**INSTRUCTION**
Tally how many lines hold the string "this". Your reply should be that number alone.

**STORED DATA**
··········

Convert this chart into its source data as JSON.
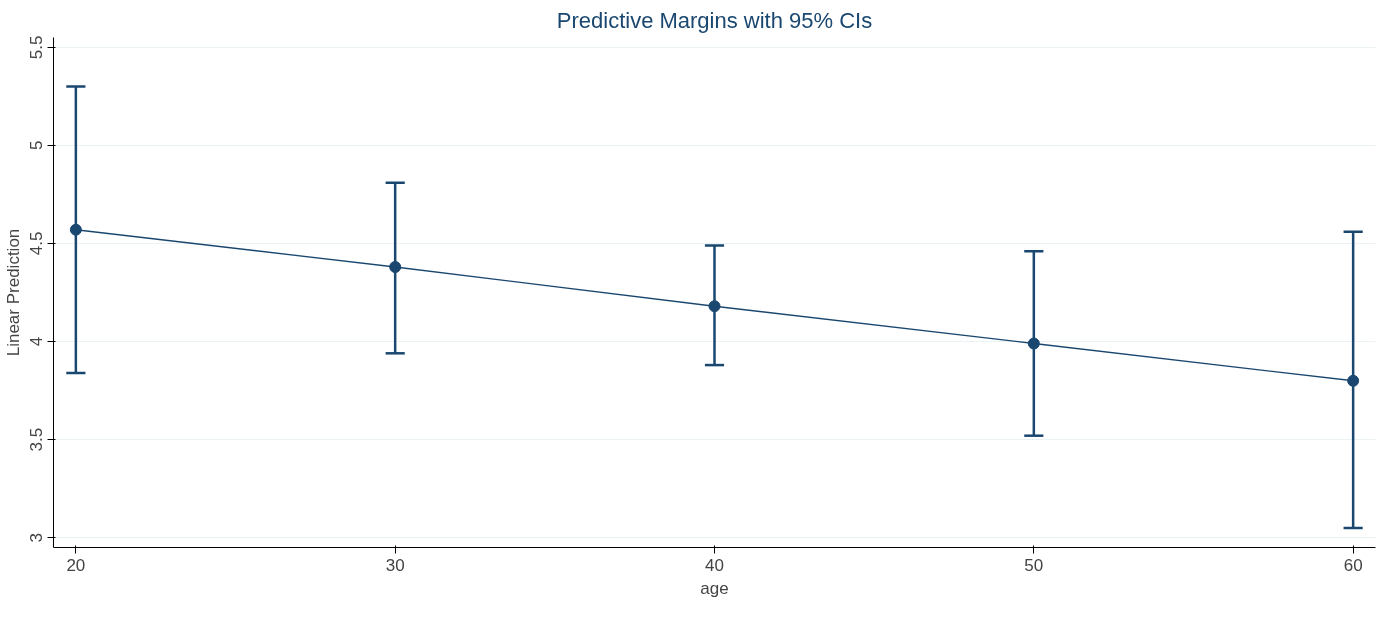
{
  "chart_data": {
    "type": "line",
    "title": "Predictive Margins with 95% CIs",
    "xlabel": "age",
    "ylabel": "Linear Prediction",
    "x": [
      20,
      30,
      40,
      50,
      60
    ],
    "series": [
      {
        "color": "#1a476f",
        "values": [
          4.57,
          4.38,
          4.18,
          3.99,
          3.8
        ],
        "errors": [
          [
            3.84,
            5.3
          ],
          [
            3.94,
            4.81
          ],
          [
            3.88,
            4.49
          ],
          [
            3.52,
            4.46
          ],
          [
            3.05,
            4.56
          ]
        ]
      }
    ],
    "xlim": [
      19.3,
      60.7
    ],
    "ylim": [
      2.95,
      5.55
    ],
    "xticks": [
      20,
      30,
      40,
      50,
      60
    ],
    "yticks": [
      3,
      3.5,
      4,
      4.5,
      5,
      5.5
    ],
    "grid": "y",
    "marker": "circle",
    "line_style": "solid"
  }
}
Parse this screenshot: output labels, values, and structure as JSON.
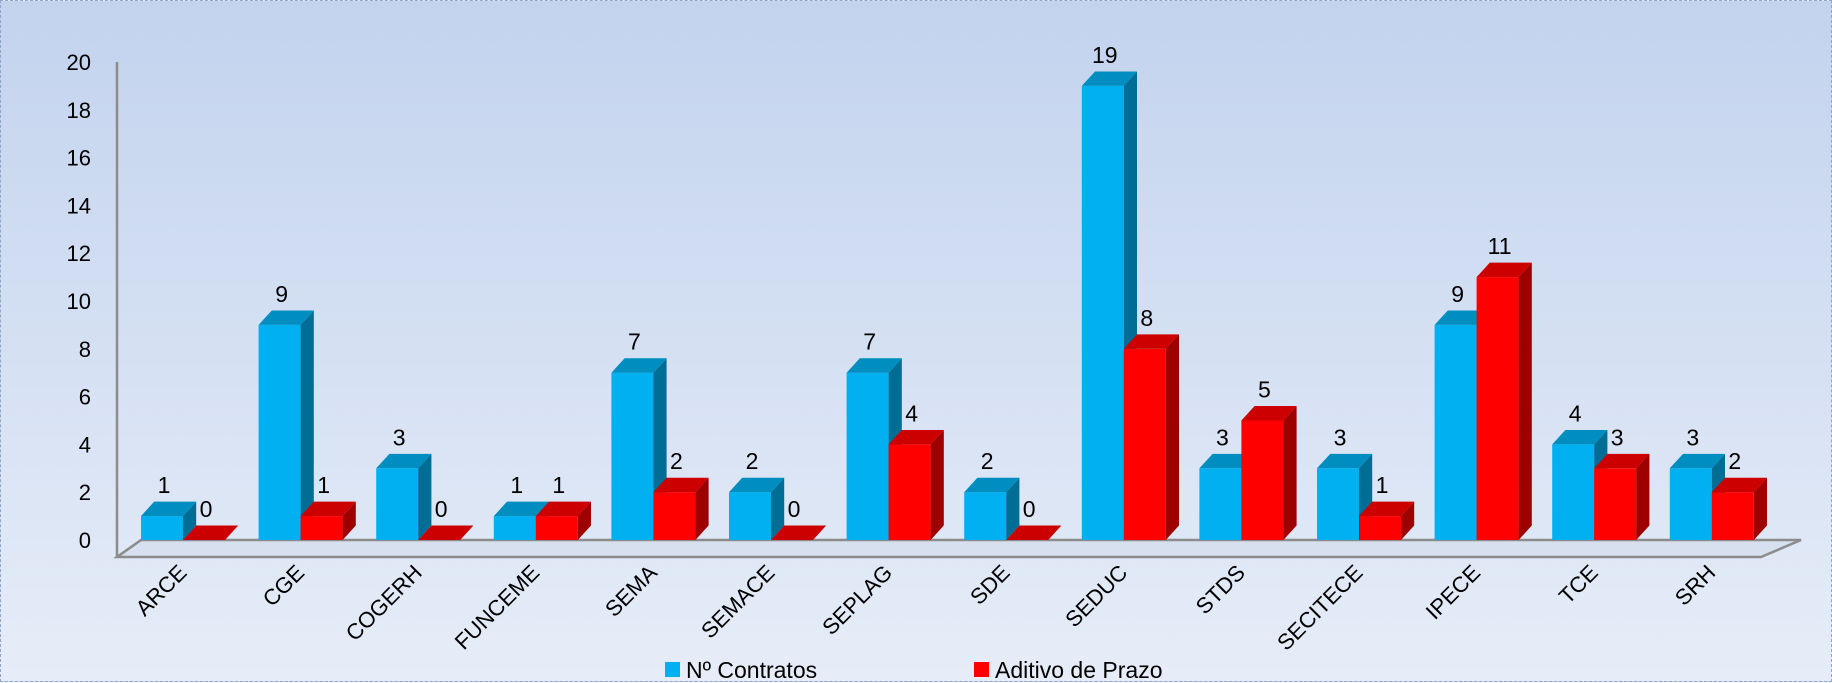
{
  "chart_data": {
    "type": "bar",
    "categories": [
      "ARCE",
      "CGE",
      "COGERH",
      "FUNCEME",
      "SEMA",
      "SEMACE",
      "SEPLAG",
      "SDE",
      "SEDUC",
      "STDS",
      "SECITECE",
      "IPECE",
      "TCE",
      "SRH"
    ],
    "series": [
      {
        "name": "Nº Contratos",
        "values": [
          1,
          9,
          3,
          1,
          7,
          2,
          7,
          2,
          19,
          3,
          3,
          9,
          4,
          3
        ],
        "color": "#00b0f0"
      },
      {
        "name": "Aditivo de Prazo",
        "values": [
          0,
          1,
          0,
          1,
          2,
          0,
          4,
          0,
          8,
          5,
          1,
          11,
          3,
          2
        ],
        "color": "#ff0000"
      }
    ],
    "yticks": [
      "0",
      "2",
      "4",
      "6",
      "8",
      "10",
      "12",
      "14",
      "16",
      "18",
      "20"
    ],
    "ylim": [
      0,
      20
    ],
    "grid": false,
    "legend_position": "bottom",
    "style": "3d-clustered-column"
  }
}
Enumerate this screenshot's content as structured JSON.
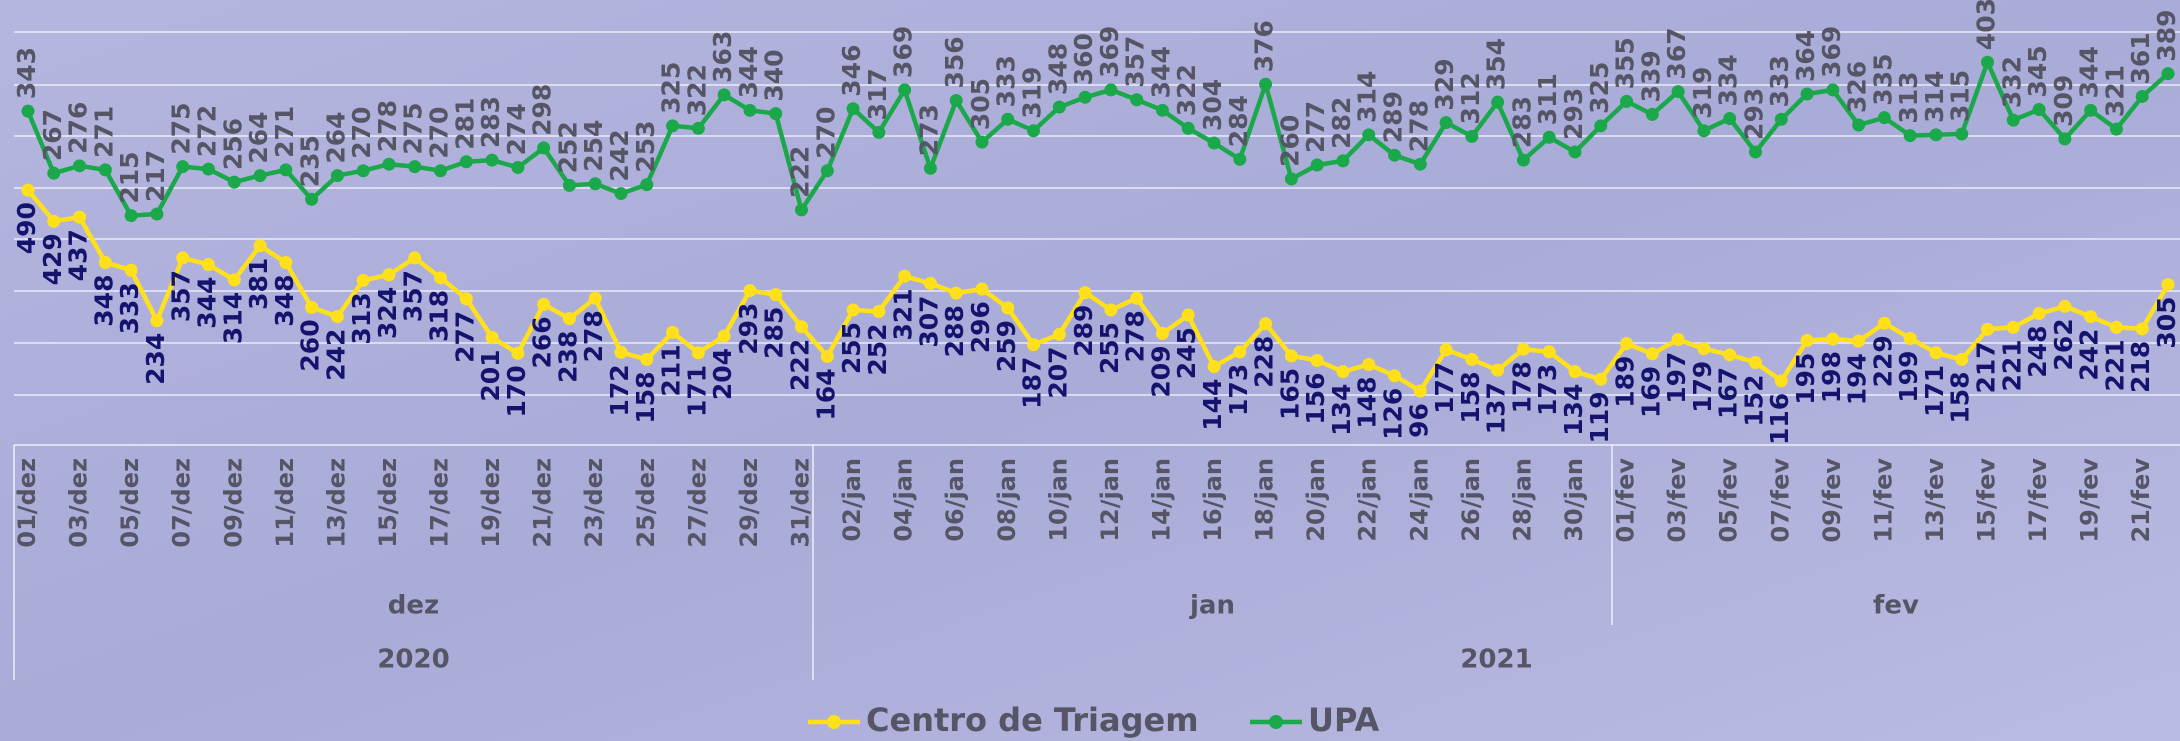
{
  "chart_data": {
    "type": "line",
    "categories": [
      "01/dez",
      null,
      "03/dez",
      null,
      "05/dez",
      null,
      "07/dez",
      null,
      "09/dez",
      null,
      "11/dez",
      null,
      "13/dez",
      null,
      "15/dez",
      null,
      "17/dez",
      null,
      "19/dez",
      null,
      "21/dez",
      null,
      "23/dez",
      null,
      "25/dez",
      null,
      "27/dez",
      null,
      "29/dez",
      null,
      "31/dez",
      null,
      "02/jan",
      null,
      "04/jan",
      null,
      "06/jan",
      null,
      "08/jan",
      null,
      "10/jan",
      null,
      "12/jan",
      null,
      "14/jan",
      null,
      "16/jan",
      null,
      "18/jan",
      null,
      "20/jan",
      null,
      "22/jan",
      null,
      "24/jan",
      null,
      "26/jan",
      null,
      "28/jan",
      null,
      "30/jan",
      null,
      "01/fev",
      null,
      "03/fev",
      null,
      "05/fev",
      null,
      "07/fev",
      null,
      "09/fev",
      null,
      "11/fev",
      null,
      "13/fev",
      null,
      "15/fev",
      null,
      "17/fev",
      null,
      "19/fev",
      null,
      "21/fev",
      null
    ],
    "months": [
      "dez",
      "jan",
      "fev"
    ],
    "years": [
      "2020",
      "2021"
    ],
    "series": [
      {
        "name": "Centro de Triagem",
        "color": "#ffe01b",
        "values": [
          490,
          429,
          437,
          348,
          333,
          234,
          357,
          344,
          314,
          381,
          348,
          260,
          242,
          313,
          324,
          357,
          318,
          277,
          201,
          170,
          266,
          238,
          278,
          172,
          158,
          211,
          171,
          204,
          293,
          285,
          222,
          164,
          255,
          252,
          321,
          307,
          288,
          296,
          259,
          187,
          207,
          289,
          255,
          278,
          209,
          245,
          144,
          173,
          228,
          165,
          156,
          134,
          148,
          126,
          96,
          177,
          158,
          137,
          178,
          173,
          134,
          119,
          189,
          169,
          197,
          179,
          167,
          152,
          116,
          195,
          198,
          194,
          229,
          199,
          171,
          158,
          217,
          221,
          248,
          262,
          242,
          221,
          218,
          305
        ]
      },
      {
        "name": "UPA",
        "color": "#1aa84b",
        "axis": "y2",
        "values": [
          343,
          267,
          276,
          271,
          215,
          217,
          275,
          272,
          256,
          264,
          271,
          235,
          264,
          270,
          278,
          275,
          270,
          281,
          283,
          274,
          298,
          252,
          254,
          242,
          253,
          325,
          322,
          363,
          344,
          340,
          222,
          270,
          346,
          317,
          369,
          273,
          356,
          305,
          333,
          319,
          348,
          360,
          369,
          357,
          344,
          322,
          304,
          284,
          376,
          260,
          277,
          282,
          314,
          289,
          278,
          329,
          312,
          354,
          283,
          311,
          293,
          325,
          355,
          339,
          367,
          319,
          334,
          293,
          333,
          364,
          369,
          326,
          335,
          313,
          314,
          315,
          403,
          332,
          345,
          309,
          344,
          321,
          361,
          389
        ]
      }
    ],
    "ylim": [
      0,
      800
    ],
    "y2lim": [
      -60,
      440
    ]
  }
}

··········

**EXERCISE RESPONSE**
3